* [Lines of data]
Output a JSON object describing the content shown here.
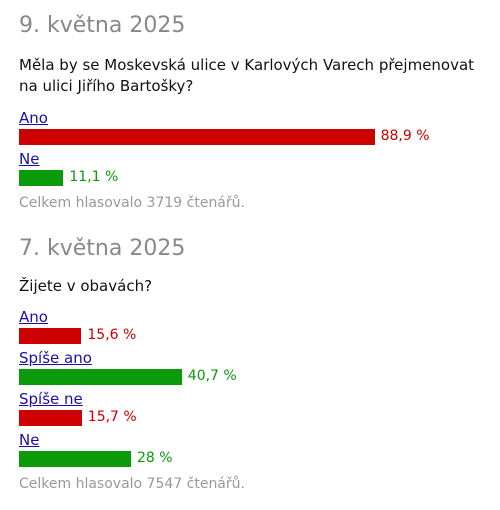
{
  "polls": [
    {
      "date": "9. května 2025",
      "question": "Měla by se Moskevská ulice v Karlových Varech přejmenovat na ulici Jiřího Bartošky?",
      "answers": [
        {
          "label": "Ano",
          "percent_text": "88,9 %",
          "percent": 88.9,
          "color": "#cc0000"
        },
        {
          "label": "Ne",
          "percent_text": "11,1 %",
          "percent": 11.1,
          "color": "#0a9a0a"
        }
      ],
      "total": "Celkem hlasovalo 3719 čtenářů."
    },
    {
      "date": "7. května 2025",
      "question": "Žijete v obavách?",
      "answers": [
        {
          "label": "Ano",
          "percent_text": "15,6 %",
          "percent": 15.6,
          "color": "#cc0000"
        },
        {
          "label": "Spíše ano",
          "percent_text": "40,7 %",
          "percent": 40.7,
          "color": "#0a9a0a"
        },
        {
          "label": "Spíše ne",
          "percent_text": "15,7 %",
          "percent": 15.7,
          "color": "#cc0000"
        },
        {
          "label": "Ne",
          "percent_text": "28 %",
          "percent": 28,
          "color": "#0a9a0a"
        }
      ],
      "total": "Celkem hlasovalo 7547 čtenářů."
    }
  ]
}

* [Task details] Find and copy every line in the entries above where the string "Celkem" occurs.

* [Written reply]
      "total": "Celkem hlasovalo 3719 čtenářů."
      "total": "Celkem hlasovalo 7547 čtenářů."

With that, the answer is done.